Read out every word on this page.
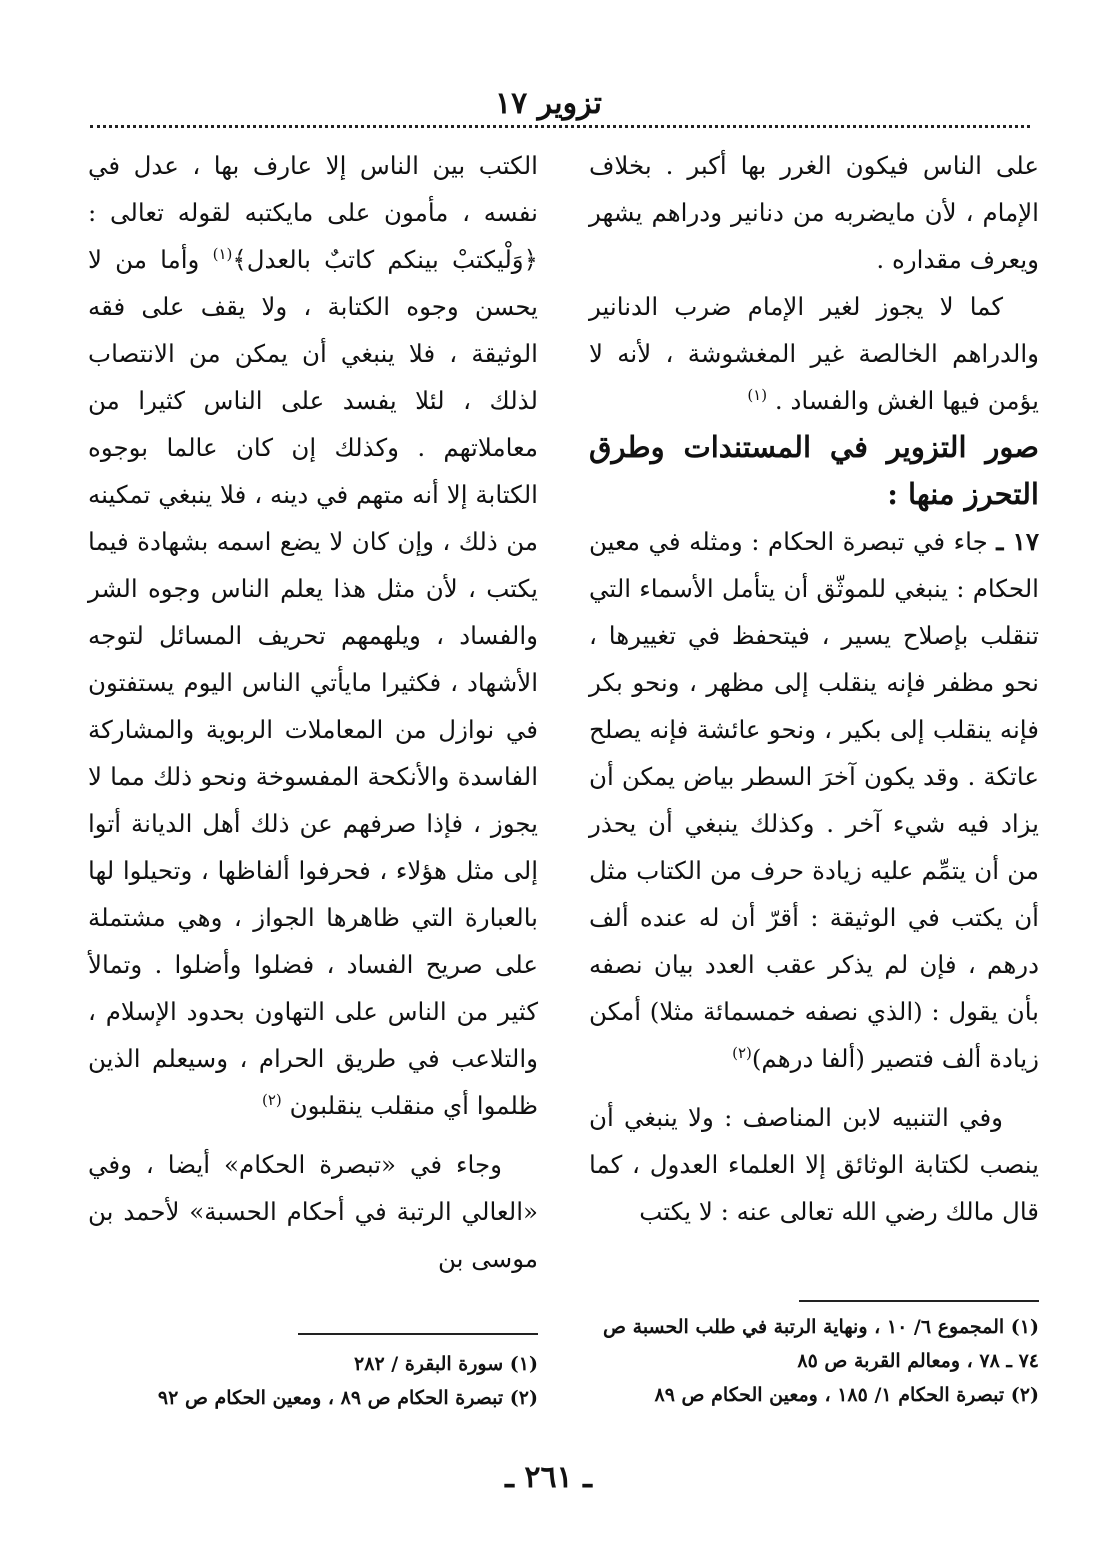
تزوير ١٧

على الناس فيكون الغرر بها أكبر . بخلاف الإمام ، لأن مايضربه من دنانير ودراهم يشهر ويعرف مقداره .

كما لا يجوز لغير الإمام ضرب الدنانير والدراهم الخالصة غير المغشوشة ، لأنه لا يؤمن فيها الغش والفساد . $^{(١)}$

صور التزوير في المستندات وطرق التحرز منها :

١٧ ـ جاء في تبصرة الحكام : ومثله في معين الحكام : ينبغي للموثّق أن يتأمل الأسماء التي تنقلب بإصلاح يسير ، فيتحفظ في تغييرها ، نحو مظفر فإنه ينقلب إلى مظهر ، ونحو بكر فإنه ينقلب إلى بكير ، ونحو عائشة فإنه يصلح عاتكة . وقد يكون آخرَ السطر بياض يمكن أن يزاد فيه شيء آخر . وكذلك ينبغي أن يحذر من أن يتمِّم عليه زيادة حرف من الكتاب مثل أن يكتب في الوثيقة : أقرّ أن له عنده ألف درهم ، فإن لم يذكر عقب العدد بيان نصفه بأن يقول : (الذي نصفه خمسمائة مثلا) أمكن زيادة ألف فتصير (ألفا درهم)$^{(٢)}$

وفي التنبيه لابن المناصف : ولا ينبغي أن ينصب لكتابة الوثائق إلا العلماء العدول ، كما قال مالك رضي الله تعالى عنه : لا يكتب

الكتب بين الناس إلا عارف بها ، عدل في نفسه ، مأمون على مايكتبه لقوله تعالى : ﴿وَلْيكتبْ بينكم كاتبٌ بالعدل﴾$^{(١)}$ وأما من لا يحسن وجوه الكتابة ، ولا يقف على فقه الوثيقة ، فلا ينبغي أن يمكن من الانتصاب لذلك ، لئلا يفسد على الناس كثيرا من معاملاتهم . وكذلك إن كان عالما بوجوه الكتابة إلا أنه متهم في دينه ، فلا ينبغي تمكينه من ذلك ، وإن كان لا يضع اسمه بشهادة فيما يكتب ، لأن مثل هذا يعلم الناس وجوه الشر والفساد ، ويلهمهم تحريف المسائل لتوجه الأشهاد ، فكثيرا مايأتي الناس اليوم يستفتون في نوازل من المعاملات الربوية والمشاركة الفاسدة والأنكحة المفسوخة ونحو ذلك مما لا يجوز ، فإذا صرفهم عن ذلك أهل الديانة أتوا إلى مثل هؤلاء ، فحرفوا ألفاظها ، وتحيلوا لها بالعبارة التي ظاهرها الجواز ، وهي مشتملة على صريح الفساد ، فضلوا وأضلوا . وتمالأ كثير من الناس على التهاون بحدود الإسلام ، والتلاعب في طريق الحرام ، وسيعلم الذين ظلموا أي منقلب ينقلبون $^{(٢)}$

وجاء في «تبصرة الحكام» أيضا ، وفي «العالي الرتبة في أحكام الحسبة» لأحمد بن موسى بن

(١) المجموع ٦/ ١٠ ، ونهاية الرتبة في طلب الحسبة ص ٧٤ ـ ٧٨ ، ومعالم القربة ص ٨٥

(٢) تبصرة الحكام ١/ ١٨٥ ، ومعين الحكام ص ٨٩

(١) سورة البقرة / ٢٨٢

(٢) تبصرة الحكام ص ٨٩ ، ومعين الحكام ص ٩٢

ـ ٢٦١ ـ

◆ The request: Which lines in the data above contain "الرتبة"? Show each one.

◆ Task result:
وجاء في «تبصرة الحكام» أيضا ، وفي «العالي الرتبة في أحكام الحسبة» لأحمد بن موسى بن
(١) المجموع ٦/ ١٠ ، ونهاية الرتبة في طلب الحسبة ص ٧٤ ـ ٧٨ ، ومعالم القربة ص ٨٥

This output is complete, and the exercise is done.